_DOCUMENT SECTION_:
# Our LO came home today



## Loopylou41 (Apr 26, 2011)

Our LO came home today. After 10 days of introductions. We are exhausted from driving so much between our house and FC plus DP had to work till midnight to catch up on work every day. But we couldn't be more happier. ☺. Our BC has been amazing. She really seems to have a good bond already. She is so smiley with her. Lo is 7 months and BC 10.

Have had a lovely day and she has even slept in her cot fine tonight.  Amazed!

Fingers crossed.

I didn't believe it when I read how wonderful it feels and all the meetings, assessments are worth it. But today I know its true.

For all those waiting, it will happen and it will be SO worth it.

X


----------



## Tictoc (Aug 20, 2015)

Congratulations - it is so much easier when you can just start your 'normal' life together without FC etc. What a wonderful Christmas you are all going to have.

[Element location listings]
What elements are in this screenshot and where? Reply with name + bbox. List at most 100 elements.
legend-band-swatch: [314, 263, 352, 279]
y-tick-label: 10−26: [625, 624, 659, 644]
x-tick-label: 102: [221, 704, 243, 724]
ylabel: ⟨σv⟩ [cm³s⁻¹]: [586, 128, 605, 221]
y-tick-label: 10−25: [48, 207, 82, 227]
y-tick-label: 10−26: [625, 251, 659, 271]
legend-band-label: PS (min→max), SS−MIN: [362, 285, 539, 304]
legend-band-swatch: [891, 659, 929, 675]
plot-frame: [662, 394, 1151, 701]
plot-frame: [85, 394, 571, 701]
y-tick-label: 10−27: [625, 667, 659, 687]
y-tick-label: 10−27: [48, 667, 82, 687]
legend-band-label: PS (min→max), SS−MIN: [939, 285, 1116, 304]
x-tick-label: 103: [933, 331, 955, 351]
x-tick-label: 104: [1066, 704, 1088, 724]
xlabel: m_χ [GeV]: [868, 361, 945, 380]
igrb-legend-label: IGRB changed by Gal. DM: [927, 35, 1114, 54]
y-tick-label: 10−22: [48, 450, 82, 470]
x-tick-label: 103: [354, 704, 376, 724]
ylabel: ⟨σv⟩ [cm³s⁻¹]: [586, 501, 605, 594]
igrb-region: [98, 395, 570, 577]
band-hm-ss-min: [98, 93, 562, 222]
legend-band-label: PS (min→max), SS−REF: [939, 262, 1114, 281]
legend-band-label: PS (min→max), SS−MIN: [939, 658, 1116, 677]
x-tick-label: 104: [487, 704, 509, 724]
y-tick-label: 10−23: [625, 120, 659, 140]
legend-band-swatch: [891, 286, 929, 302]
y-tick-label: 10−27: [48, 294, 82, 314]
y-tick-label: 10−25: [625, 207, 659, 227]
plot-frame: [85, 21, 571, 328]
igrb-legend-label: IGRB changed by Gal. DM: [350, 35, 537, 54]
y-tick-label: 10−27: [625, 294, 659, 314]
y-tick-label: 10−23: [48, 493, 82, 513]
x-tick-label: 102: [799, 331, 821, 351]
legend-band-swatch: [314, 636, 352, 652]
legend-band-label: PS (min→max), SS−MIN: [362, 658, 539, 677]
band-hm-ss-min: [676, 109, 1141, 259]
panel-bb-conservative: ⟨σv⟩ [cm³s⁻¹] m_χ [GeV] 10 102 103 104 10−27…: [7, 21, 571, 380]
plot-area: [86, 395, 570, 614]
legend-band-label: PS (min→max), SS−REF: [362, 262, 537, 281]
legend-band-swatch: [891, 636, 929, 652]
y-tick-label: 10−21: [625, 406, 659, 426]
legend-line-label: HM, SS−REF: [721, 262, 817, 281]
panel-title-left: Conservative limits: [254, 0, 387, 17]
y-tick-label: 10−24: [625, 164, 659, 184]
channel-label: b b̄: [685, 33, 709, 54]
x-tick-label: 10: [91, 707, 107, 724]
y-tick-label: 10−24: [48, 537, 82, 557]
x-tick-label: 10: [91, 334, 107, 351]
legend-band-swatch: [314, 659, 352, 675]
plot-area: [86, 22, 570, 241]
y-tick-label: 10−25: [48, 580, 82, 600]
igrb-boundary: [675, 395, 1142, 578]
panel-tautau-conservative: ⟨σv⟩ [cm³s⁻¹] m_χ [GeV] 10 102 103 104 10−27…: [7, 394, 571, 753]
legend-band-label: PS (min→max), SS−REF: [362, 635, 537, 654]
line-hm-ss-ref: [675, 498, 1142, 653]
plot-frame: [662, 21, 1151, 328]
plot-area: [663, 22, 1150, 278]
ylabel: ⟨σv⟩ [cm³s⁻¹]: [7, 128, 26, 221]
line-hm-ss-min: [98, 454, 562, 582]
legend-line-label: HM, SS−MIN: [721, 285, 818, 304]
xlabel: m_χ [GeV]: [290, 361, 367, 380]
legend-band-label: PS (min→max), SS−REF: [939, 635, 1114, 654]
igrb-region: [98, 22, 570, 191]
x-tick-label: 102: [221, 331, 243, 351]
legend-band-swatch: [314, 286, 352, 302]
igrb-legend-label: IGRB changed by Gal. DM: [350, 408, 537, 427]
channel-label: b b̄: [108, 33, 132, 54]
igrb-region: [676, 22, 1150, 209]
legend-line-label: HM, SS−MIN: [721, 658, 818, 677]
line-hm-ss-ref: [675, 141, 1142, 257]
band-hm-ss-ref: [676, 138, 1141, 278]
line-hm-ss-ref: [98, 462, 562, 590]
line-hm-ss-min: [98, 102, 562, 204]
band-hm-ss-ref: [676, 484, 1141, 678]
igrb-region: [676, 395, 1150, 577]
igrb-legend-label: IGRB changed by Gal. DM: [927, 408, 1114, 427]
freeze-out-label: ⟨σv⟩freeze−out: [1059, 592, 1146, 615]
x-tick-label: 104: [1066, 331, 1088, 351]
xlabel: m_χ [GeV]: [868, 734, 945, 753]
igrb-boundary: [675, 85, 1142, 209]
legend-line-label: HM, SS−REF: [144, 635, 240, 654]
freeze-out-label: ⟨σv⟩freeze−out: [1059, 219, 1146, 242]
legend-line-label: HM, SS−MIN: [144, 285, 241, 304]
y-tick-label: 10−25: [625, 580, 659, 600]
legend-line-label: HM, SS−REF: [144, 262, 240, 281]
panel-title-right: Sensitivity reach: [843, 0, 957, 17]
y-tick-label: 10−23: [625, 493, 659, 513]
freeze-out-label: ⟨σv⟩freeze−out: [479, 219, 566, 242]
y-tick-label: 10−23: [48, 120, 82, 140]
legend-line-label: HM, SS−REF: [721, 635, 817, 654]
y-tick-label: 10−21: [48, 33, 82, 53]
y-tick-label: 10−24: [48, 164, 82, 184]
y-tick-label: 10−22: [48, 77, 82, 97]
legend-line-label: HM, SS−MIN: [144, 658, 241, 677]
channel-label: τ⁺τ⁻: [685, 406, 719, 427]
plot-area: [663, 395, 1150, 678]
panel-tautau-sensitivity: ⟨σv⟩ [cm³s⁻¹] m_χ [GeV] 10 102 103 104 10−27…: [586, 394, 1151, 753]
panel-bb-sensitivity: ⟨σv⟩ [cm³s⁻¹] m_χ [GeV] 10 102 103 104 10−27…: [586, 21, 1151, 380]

_EXERCISE REQUIREMENTS_:
**a.** In the forum thread about the little one coming home, reproduce word for word everything from "# Our LO came" down to "Fingers crossed.".
**b.** Carry on the forum thread about the little one coming home, picking up right after its last post.
The listings play no part in the work.

_ANSWERS_:
**a.**
# Our LO came home today



## Loopylou41 (Apr 26, 2011)

Our LO came home today. After 10 days of introductions. We are exhausted from driving so much between our house and FC plus DP had to work till midnight to catch up on work every day. But we couldn't be more happier. ☺. Our BC has been amazing. She really seems to have a good bond already. She is so smiley with her. Lo is 7 months and BC 10.

Have had a lovely day and she has even slept in her cot fine tonight.  Amazed!

Fingers crossed.

**b.**
----------



## Sq9 (Jan 15, 2013)

Congratulations 😍 Amazing time for you all, enjoy every second xx


----------



## -x-Lolly-x- (Feb 3, 2012)

Awww this is a wonderful post, many congratulations, a family of 4 is just perfect   xxx


----------



## becs40 (Apr 9, 2013)

Congratulations! Brings back memories! It just gets better and better too!


----------



## Mumanddad (Apr 6, 2014)

Congratulations   just in time for Christmas how fantastic  x x x x


----------



## ♥Saila♥ (Mar 27, 2006)

Congratulations!!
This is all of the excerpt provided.